**Given request**. Output the records exactly. Include every line.

[Collected data entries]
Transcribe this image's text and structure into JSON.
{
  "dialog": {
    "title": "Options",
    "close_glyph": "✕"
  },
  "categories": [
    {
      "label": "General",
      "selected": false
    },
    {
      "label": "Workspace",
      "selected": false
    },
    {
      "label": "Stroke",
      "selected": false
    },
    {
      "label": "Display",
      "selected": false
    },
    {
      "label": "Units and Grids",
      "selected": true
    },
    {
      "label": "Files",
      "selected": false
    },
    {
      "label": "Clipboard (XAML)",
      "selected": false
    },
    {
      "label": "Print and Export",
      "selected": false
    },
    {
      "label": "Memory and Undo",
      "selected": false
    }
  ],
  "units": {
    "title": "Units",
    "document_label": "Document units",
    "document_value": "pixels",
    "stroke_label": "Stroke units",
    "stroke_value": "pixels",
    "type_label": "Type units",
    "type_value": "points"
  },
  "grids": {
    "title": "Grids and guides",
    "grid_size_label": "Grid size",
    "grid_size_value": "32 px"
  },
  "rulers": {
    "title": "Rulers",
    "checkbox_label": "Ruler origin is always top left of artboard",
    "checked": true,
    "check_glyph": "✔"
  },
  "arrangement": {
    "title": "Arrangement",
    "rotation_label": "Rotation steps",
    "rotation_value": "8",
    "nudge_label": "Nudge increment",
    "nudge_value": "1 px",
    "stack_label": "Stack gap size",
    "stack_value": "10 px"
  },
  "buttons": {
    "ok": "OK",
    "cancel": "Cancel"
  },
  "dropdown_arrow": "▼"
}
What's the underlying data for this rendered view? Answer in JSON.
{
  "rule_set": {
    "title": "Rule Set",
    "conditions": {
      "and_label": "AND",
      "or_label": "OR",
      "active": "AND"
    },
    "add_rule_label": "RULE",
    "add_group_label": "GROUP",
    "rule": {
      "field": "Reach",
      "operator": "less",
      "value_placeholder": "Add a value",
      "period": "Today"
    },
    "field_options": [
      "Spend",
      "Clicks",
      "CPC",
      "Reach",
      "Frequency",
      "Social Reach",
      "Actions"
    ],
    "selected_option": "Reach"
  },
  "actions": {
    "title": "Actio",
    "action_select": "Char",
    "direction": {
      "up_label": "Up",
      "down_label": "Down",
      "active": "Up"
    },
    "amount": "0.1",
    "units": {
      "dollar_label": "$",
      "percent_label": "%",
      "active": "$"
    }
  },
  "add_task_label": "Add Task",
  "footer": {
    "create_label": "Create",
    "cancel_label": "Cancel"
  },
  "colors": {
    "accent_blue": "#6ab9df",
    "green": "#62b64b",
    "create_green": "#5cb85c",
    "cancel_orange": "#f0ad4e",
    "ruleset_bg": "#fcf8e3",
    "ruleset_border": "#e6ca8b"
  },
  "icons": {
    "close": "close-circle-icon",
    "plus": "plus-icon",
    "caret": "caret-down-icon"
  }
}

**Solution to this exercise**.
Transcribe this image's text and structure into JSON.
{
  "dialog": {
    "title": "Options",
    "close_glyph": "✕"
  },
  "categories": [
    {
      "label": "General",
      "selected": false
    },
    {
      "label": "Workspace",
      "selected": false
    },
    {
      "label": "Stroke",
      "selected": false
    },
    {
      "label": "Display",
      "selected": false
    },
    {
      "label": "Units and Grids",
      "selected": true
    },
    {
      "label": "Files",
      "selected": false
    },
    {
      "label": "Clipboard (XAML)",
      "selected": false
    },
    {
      "label": "Print and Export",
      "selected": false
    },
    {
      "label": "Memory and Undo",
      "selected": false
    }
  ],
  "units": {
    "title": "Units",
    "document_label": "Document units",
    "document_value": "pixels",
    "stroke_label": "Stroke units",
    "stroke_value": "pixels",
    "type_label": "Type units",
    "type_value": "points"
  },
  "grids": {
    "title": "Grids and guides",
    "grid_size_label": "Grid size",
    "grid_size_value": "32 px"
  },
  "rulers": {
    "title": "Rulers",
    "checkbox_label": "Ruler origin is always top left of artboard",
    "checked": true,
    "check_glyph": "✔"
  },
  "arrangement": {
    "title": "Arrangement",
    "rotation_label": "Rotation steps",
    "rotation_value": "8",
    "nudge_label": "Nudge increment",
    "nudge_value": "1 px",
    "stack_label": "Stack gap size",
    "stack_value": "10 px"
  },
  "buttons": {
    "ok": "OK",
    "cancel": "Cancel"
  },
  "dropdown_arrow": "▼"
}
What's the underlying data for this rendered view? Answer in JSON.
{
  "rule_set": {
    "title": "Rule Set",
    "conditions": {
      "and_label": "AND",
      "or_label": "OR",
      "active": "AND"
    },
    "add_rule_label": "RULE",
    "add_group_label": "GROUP",
    "rule": {
      "field": "Reach",
      "operator": "less",
      "value_placeholder": "Add a value",
      "period": "Today"
    },
    "field_options": [
      "Spend",
      "Clicks",
      "CPC",
      "Reach",
      "Frequency",
      "Social Reach",
      "Actions"
    ],
    "selected_option": "Reach"
  },
  "actions": {
    "title": "Actio",
    "action_select": "Char",
    "direction": {
      "up_label": "Up",
      "down_label": "Down",
      "active": "Up"
    },
    "amount": "0.1",
    "units": {
      "dollar_label": "$",
      "percent_label": "%",
      "active": "$"
    }
  },
  "add_task_label": "Add Task",
  "footer": {
    "create_label": "Create",
    "cancel_label": "Cancel"
  },
  "colors": {
    "accent_blue": "#6ab9df",
    "green": "#62b64b",
    "create_green": "#5cb85c",
    "cancel_orange": "#f0ad4e",
    "ruleset_bg": "#fcf8e3",
    "ruleset_border": "#e6ca8b"
  },
  "icons": {
    "close": "close-circle-icon",
    "plus": "plus-icon",
    "caret": "caret-down-icon"
  }
}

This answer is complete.